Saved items
╔══
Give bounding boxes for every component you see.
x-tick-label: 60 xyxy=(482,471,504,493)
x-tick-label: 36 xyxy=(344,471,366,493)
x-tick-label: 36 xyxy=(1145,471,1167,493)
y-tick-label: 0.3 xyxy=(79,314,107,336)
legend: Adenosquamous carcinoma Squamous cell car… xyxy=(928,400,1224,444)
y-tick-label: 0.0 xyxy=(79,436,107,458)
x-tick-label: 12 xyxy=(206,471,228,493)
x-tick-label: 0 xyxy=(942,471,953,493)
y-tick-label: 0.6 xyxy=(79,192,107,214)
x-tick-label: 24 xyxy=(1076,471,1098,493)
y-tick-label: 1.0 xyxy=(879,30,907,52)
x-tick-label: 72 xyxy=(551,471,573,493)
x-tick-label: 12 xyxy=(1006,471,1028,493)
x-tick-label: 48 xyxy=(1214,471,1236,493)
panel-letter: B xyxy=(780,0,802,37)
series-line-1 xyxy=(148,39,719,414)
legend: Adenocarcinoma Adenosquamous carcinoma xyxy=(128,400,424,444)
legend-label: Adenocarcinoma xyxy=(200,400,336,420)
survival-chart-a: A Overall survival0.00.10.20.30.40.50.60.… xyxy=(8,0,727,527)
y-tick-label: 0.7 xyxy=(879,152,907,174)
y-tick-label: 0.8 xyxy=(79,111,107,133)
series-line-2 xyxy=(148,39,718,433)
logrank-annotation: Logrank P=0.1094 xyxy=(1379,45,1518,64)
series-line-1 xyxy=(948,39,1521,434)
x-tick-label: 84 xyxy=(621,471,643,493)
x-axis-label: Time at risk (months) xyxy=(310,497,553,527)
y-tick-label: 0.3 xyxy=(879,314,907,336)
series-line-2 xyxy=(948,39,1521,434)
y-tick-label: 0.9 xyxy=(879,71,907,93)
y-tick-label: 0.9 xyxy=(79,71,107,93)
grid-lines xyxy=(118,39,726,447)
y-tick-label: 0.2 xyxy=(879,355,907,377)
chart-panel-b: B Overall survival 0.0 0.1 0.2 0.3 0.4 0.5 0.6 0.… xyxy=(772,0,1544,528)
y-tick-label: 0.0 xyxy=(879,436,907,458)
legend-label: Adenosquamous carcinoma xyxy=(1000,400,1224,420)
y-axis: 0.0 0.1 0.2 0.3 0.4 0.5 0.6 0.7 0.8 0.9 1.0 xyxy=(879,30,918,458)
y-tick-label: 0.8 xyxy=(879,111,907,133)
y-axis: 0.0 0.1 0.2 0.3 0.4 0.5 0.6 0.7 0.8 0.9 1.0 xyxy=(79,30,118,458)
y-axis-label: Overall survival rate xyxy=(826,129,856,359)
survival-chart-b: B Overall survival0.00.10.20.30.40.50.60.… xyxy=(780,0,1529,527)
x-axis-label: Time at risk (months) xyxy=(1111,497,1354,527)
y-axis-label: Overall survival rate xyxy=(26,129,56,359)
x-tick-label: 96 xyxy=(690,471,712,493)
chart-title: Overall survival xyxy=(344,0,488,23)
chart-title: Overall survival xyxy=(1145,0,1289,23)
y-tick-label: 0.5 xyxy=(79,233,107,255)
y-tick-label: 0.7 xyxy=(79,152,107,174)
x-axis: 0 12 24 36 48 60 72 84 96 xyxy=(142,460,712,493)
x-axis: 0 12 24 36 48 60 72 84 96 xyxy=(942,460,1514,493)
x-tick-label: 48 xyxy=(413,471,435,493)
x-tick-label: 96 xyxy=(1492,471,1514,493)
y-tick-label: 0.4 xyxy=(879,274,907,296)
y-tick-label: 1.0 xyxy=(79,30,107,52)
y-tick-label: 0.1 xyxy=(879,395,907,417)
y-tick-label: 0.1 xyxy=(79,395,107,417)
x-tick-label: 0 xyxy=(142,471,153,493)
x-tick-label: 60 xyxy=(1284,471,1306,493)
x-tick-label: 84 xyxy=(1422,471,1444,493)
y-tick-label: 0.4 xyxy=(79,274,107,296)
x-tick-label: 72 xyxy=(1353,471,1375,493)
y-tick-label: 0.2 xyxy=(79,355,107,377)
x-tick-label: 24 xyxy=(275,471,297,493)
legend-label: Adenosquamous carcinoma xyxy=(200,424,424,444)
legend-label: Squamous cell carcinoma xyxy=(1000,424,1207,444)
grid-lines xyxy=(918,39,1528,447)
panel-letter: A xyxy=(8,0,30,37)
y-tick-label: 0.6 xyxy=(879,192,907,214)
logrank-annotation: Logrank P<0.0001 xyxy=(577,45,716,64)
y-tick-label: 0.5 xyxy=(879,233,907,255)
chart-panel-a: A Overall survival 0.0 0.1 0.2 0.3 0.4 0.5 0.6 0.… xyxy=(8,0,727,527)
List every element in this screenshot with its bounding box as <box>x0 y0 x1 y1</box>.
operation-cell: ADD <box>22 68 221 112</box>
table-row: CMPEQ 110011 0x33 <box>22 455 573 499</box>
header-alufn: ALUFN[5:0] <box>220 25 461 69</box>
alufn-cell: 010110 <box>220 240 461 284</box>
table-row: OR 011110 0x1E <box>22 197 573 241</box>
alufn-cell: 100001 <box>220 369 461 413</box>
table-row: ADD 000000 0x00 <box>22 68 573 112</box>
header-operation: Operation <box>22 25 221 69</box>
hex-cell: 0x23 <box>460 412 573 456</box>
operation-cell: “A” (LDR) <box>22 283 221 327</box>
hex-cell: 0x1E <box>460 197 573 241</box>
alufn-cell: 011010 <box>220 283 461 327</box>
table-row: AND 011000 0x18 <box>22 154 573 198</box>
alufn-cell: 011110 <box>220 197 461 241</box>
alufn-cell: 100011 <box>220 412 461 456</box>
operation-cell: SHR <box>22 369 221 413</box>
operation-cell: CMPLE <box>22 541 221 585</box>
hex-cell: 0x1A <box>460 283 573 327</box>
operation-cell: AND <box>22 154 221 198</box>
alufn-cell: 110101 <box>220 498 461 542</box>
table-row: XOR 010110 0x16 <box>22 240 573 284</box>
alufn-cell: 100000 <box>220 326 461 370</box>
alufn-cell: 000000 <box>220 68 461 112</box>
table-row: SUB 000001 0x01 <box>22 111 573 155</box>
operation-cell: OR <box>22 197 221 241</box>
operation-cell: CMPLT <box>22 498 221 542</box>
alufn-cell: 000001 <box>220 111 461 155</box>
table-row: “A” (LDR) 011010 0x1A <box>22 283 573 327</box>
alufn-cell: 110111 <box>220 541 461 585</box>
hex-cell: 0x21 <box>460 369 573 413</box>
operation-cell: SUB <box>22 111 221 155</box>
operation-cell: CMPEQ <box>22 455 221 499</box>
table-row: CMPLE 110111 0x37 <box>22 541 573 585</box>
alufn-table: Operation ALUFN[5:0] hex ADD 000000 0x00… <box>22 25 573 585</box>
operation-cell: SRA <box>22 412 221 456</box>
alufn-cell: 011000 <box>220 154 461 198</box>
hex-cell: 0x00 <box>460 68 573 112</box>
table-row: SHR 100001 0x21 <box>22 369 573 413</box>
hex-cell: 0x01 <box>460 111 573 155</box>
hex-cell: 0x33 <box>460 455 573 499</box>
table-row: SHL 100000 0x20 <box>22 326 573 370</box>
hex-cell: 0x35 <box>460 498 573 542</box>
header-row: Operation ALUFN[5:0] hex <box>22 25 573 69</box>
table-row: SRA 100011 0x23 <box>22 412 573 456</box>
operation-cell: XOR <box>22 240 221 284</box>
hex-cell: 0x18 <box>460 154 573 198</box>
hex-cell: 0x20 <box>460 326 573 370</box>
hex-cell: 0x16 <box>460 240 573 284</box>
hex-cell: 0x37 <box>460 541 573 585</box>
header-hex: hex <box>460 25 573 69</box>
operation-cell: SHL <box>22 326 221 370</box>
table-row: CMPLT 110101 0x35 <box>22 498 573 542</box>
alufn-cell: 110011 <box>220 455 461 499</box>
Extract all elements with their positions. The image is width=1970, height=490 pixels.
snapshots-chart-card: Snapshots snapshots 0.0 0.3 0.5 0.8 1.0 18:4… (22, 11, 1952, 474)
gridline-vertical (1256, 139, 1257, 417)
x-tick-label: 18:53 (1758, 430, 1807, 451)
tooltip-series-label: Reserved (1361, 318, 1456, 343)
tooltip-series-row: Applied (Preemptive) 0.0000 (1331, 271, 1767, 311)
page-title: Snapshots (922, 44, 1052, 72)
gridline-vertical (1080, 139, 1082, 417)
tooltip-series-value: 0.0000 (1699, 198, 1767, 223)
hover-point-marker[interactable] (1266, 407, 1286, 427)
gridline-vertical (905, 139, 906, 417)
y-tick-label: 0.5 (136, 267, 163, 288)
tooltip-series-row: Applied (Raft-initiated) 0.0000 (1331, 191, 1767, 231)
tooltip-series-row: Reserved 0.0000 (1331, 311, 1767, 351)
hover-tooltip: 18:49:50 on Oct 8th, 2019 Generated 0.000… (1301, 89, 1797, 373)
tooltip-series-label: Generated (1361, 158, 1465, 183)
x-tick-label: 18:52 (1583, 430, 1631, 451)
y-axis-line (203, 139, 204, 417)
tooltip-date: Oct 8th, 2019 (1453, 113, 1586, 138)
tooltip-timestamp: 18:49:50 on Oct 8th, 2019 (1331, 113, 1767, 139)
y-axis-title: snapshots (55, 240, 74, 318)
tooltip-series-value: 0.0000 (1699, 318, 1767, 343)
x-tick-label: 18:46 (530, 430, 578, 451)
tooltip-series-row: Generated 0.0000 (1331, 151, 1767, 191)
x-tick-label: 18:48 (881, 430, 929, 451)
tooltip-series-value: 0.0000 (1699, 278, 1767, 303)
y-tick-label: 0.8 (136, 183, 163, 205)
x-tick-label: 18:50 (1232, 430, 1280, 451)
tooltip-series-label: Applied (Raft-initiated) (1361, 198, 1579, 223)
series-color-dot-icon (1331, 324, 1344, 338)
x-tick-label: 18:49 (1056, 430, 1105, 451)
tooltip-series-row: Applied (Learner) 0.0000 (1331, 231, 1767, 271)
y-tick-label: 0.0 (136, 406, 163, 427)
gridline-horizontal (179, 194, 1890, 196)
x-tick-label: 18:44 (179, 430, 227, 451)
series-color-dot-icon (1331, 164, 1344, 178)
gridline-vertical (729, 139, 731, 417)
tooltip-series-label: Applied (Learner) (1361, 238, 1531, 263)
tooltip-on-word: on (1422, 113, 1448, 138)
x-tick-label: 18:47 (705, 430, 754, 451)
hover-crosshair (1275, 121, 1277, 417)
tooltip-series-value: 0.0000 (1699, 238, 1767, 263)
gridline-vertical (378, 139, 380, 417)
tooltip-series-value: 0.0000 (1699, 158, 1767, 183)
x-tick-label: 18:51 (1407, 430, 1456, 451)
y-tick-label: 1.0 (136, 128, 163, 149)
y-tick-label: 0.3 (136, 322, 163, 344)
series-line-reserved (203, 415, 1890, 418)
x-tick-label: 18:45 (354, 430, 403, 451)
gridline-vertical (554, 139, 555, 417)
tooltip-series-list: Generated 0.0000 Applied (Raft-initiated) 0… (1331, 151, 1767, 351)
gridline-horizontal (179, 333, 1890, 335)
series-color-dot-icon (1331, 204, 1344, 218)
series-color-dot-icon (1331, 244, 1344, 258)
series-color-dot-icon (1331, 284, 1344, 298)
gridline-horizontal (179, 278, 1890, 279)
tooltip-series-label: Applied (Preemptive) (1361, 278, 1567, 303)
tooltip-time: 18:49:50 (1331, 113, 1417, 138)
╚══
* _PROBLEM STATEMENT_: Starting at the first line of the records and ending at the line that contains "series-line-2 xyxy=(148,39,718,433)", put every line into a numbered list, including both ends and omitting blank lines.

* _RESPONSE BELOW_:
1. Give bounding boxes for every component you see.
2. x-tick-label: 60 xyxy=(482,471,504,493)
3. x-tick-label: 36 xyxy=(344,471,366,493)
4. x-tick-label: 36 xyxy=(1145,471,1167,493)
5. y-tick-label: 0.3 xyxy=(79,314,107,336)
6. legend: Adenosquamous carcinoma Squamous cell car… xyxy=(928,400,1224,444)
7. y-tick-label: 0.0 xyxy=(79,436,107,458)
8. x-tick-label: 12 xyxy=(206,471,228,493)
9. x-tick-label: 0 xyxy=(942,471,953,493)
10. y-tick-label: 0.6 xyxy=(79,192,107,214)
11. x-tick-label: 24 xyxy=(1076,471,1098,493)
12. y-tick-label: 1.0 xyxy=(879,30,907,52)
13. x-tick-label: 72 xyxy=(551,471,573,493)
14. x-tick-label: 12 xyxy=(1006,471,1028,493)
15. x-tick-label: 48 xyxy=(1214,471,1236,493)
16. panel-letter: B xyxy=(780,0,802,37)
17. series-line-1 xyxy=(148,39,719,414)
18. legend: Adenocarcinoma Adenosquamous carcinoma xyxy=(128,400,424,444)
19. legend-label: Adenocarcinoma xyxy=(200,400,336,420)
20. survival-chart-a: A Overall survival0.00.10.20.30.40.50.60.… xyxy=(8,0,727,527)
21. y-tick-label: 0.7 xyxy=(879,152,907,174)
22. y-tick-label: 0.8 xyxy=(79,111,107,133)
23. series-line-2 xyxy=(148,39,718,433)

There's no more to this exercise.